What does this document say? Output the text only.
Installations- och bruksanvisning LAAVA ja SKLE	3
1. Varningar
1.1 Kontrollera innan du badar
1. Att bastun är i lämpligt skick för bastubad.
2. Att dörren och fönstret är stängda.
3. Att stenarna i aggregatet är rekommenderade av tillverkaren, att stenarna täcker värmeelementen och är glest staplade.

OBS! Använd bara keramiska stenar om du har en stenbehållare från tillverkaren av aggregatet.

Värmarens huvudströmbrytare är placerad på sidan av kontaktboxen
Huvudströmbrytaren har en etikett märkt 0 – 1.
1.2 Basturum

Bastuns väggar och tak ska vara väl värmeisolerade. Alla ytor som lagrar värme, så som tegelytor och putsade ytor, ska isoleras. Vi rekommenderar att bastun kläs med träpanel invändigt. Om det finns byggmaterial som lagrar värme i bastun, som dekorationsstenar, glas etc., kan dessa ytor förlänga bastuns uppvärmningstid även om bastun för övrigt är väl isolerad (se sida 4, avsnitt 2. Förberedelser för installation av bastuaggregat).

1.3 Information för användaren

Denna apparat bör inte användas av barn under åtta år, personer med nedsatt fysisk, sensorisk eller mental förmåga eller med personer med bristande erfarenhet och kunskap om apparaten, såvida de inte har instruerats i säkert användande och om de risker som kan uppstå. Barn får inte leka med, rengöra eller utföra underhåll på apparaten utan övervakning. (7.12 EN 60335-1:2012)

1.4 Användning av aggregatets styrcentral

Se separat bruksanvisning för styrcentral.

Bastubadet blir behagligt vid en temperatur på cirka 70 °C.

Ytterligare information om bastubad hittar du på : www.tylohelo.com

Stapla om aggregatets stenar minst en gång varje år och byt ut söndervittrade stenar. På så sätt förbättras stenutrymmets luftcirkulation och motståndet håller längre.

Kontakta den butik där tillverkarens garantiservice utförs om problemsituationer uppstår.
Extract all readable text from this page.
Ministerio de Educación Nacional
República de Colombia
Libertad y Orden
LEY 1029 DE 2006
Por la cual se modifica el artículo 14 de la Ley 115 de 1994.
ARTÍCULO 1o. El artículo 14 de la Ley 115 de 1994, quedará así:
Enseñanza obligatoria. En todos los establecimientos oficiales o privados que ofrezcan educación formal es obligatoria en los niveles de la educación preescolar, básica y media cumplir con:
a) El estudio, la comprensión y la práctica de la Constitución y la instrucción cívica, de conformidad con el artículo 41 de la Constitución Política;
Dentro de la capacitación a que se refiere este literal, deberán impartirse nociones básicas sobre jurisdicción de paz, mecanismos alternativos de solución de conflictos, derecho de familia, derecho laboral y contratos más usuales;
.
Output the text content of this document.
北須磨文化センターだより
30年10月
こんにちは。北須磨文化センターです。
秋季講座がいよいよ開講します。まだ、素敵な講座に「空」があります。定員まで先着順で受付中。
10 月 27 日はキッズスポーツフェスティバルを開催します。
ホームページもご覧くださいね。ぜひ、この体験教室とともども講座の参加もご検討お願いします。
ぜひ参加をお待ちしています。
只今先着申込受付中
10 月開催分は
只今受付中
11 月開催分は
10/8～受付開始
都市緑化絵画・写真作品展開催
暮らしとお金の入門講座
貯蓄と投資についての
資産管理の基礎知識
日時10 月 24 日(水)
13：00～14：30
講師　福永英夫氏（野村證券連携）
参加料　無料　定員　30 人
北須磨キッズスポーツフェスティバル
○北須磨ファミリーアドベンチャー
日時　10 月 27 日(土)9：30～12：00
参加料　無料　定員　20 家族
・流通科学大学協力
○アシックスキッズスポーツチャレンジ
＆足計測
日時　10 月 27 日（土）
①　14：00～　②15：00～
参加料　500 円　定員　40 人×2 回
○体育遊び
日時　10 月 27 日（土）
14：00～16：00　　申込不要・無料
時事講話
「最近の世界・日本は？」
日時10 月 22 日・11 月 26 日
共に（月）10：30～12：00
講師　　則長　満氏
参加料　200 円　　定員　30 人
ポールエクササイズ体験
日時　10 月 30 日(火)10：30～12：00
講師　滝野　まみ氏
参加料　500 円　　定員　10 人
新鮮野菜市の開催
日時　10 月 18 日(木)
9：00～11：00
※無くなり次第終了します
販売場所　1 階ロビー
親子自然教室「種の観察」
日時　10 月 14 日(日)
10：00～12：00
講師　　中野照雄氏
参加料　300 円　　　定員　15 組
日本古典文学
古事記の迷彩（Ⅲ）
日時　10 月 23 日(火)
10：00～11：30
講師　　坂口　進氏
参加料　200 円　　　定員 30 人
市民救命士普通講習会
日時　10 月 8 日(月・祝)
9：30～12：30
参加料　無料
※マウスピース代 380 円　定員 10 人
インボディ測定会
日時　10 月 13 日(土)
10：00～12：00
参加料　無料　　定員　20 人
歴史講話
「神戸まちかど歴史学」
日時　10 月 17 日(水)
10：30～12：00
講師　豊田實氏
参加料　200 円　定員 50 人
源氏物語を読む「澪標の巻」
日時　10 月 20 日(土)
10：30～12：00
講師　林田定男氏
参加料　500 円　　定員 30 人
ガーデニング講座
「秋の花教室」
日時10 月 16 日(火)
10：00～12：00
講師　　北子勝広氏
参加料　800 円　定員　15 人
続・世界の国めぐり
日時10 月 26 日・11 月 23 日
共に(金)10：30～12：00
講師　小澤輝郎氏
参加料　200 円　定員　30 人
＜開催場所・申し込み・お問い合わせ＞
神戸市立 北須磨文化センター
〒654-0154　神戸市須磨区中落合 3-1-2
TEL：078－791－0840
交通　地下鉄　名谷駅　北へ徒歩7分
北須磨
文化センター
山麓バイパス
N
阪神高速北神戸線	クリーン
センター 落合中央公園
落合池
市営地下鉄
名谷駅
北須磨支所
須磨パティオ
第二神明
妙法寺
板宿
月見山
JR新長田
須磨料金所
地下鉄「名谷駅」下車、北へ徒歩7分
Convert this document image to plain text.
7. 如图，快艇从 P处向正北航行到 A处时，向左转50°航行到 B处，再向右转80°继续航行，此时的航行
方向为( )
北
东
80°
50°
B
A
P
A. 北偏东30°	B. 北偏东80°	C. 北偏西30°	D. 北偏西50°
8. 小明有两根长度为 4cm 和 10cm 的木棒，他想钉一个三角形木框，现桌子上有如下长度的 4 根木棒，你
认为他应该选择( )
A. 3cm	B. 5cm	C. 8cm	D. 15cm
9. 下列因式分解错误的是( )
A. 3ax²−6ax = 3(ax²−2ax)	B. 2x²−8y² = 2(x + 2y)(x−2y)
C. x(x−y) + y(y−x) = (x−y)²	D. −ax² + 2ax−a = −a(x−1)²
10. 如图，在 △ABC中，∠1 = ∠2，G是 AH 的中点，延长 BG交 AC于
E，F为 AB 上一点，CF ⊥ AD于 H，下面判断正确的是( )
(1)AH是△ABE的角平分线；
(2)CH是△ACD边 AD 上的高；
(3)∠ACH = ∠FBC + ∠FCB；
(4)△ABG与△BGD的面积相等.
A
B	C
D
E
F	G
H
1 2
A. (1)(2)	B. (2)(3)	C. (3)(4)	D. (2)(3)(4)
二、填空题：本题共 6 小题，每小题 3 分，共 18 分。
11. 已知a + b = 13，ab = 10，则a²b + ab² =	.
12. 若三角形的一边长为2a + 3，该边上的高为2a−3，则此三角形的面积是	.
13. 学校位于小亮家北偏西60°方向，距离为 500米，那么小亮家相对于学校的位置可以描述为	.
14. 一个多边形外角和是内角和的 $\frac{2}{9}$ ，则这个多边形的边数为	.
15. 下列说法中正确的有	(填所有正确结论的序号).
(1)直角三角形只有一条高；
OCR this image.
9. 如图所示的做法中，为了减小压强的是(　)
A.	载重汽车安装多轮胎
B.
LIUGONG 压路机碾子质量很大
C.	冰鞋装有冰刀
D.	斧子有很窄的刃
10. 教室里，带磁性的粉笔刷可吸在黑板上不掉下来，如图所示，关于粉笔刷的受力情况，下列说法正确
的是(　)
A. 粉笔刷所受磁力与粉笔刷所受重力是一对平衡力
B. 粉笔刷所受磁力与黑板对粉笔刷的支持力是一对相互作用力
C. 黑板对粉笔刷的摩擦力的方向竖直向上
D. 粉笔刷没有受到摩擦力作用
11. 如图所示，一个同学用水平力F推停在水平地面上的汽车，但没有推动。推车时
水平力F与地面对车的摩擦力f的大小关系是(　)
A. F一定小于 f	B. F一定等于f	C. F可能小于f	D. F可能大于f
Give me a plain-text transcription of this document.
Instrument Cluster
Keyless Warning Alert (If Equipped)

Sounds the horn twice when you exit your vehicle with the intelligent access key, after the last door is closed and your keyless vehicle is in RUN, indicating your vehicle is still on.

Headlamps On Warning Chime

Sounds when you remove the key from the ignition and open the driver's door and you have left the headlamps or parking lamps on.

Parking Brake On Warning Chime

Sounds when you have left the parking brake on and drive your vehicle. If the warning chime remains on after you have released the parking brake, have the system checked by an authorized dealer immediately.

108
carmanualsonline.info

▸ **Exercise directions**
Identify each line holding the string "Output", and copy it out.

▸ **Full response**
What does this document say? Output the text only.
Output the text content of this document.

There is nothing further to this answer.